=== PROBLEM DETAILS ===
Each line of the material below that holds the word "kepada" needs to be copied.

=== EXTRACTED INFORMATION ===

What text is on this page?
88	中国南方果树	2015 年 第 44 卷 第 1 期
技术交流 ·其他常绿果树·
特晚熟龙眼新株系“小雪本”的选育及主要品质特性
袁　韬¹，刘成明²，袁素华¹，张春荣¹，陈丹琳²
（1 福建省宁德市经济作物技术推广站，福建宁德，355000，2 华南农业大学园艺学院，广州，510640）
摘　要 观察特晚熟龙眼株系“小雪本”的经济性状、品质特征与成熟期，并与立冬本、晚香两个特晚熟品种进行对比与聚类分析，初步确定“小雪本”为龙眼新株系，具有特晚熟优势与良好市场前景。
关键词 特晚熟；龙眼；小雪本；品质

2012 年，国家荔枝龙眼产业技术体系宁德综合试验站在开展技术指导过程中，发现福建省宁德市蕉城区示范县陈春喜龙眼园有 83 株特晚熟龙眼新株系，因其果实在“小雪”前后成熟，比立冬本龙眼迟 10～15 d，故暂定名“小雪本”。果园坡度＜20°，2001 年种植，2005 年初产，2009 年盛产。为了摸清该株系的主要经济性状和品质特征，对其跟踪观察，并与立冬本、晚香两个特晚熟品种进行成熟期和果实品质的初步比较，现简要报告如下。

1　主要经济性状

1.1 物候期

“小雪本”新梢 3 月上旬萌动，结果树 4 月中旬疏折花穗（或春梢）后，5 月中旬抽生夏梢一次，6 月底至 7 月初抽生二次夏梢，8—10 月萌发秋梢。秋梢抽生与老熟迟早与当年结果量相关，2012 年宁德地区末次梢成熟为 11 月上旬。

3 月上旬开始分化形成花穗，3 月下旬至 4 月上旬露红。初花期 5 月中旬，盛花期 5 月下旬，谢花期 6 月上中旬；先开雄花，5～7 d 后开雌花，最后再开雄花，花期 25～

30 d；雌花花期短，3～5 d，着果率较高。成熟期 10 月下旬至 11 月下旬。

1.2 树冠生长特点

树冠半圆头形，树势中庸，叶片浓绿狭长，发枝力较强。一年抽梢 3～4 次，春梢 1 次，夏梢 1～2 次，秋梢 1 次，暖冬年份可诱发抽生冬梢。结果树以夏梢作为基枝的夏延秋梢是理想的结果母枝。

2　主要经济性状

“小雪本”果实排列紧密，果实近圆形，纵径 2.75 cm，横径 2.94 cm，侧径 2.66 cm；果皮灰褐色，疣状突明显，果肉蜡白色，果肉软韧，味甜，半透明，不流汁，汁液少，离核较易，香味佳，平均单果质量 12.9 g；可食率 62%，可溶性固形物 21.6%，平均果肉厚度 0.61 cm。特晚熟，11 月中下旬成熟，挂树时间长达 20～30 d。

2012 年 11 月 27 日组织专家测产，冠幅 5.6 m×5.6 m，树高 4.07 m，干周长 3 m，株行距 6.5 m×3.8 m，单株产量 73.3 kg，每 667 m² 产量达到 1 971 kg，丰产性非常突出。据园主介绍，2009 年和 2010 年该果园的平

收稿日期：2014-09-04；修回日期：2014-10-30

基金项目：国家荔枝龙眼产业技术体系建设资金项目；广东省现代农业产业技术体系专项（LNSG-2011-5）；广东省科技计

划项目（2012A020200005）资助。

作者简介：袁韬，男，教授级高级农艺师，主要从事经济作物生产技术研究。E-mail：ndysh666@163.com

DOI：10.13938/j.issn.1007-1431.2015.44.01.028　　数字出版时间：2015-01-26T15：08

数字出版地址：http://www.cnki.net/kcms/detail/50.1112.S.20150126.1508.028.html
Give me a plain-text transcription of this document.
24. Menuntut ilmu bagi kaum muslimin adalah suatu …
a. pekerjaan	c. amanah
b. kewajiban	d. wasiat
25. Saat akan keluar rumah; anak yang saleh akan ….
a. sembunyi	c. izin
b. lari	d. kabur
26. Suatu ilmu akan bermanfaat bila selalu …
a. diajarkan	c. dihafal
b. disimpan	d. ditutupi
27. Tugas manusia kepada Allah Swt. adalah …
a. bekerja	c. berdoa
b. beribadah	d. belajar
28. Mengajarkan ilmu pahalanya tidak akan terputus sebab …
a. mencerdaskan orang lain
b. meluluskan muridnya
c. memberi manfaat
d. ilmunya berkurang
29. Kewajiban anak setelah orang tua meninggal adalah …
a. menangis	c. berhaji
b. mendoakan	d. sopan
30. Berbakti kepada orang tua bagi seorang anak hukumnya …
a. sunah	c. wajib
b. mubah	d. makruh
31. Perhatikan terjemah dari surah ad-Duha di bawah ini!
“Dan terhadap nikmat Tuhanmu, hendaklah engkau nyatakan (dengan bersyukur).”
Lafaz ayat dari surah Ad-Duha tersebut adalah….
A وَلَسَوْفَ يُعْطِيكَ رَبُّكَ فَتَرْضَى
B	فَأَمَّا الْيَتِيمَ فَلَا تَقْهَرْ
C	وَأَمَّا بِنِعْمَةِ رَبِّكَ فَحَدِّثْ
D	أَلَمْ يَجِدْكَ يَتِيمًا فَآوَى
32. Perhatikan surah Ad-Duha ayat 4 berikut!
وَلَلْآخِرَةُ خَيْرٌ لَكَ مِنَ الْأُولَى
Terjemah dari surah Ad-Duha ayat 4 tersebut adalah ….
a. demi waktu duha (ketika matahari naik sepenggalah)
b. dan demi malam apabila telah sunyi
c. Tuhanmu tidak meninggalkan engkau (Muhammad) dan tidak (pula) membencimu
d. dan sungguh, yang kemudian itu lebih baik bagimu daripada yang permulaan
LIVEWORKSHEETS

=== SOLUTION BELOW ===
27. Tugas manusia kepada Allah Swt. adalah …
30. Berbakti kepada orang tua bagi seorang anak hukumnya …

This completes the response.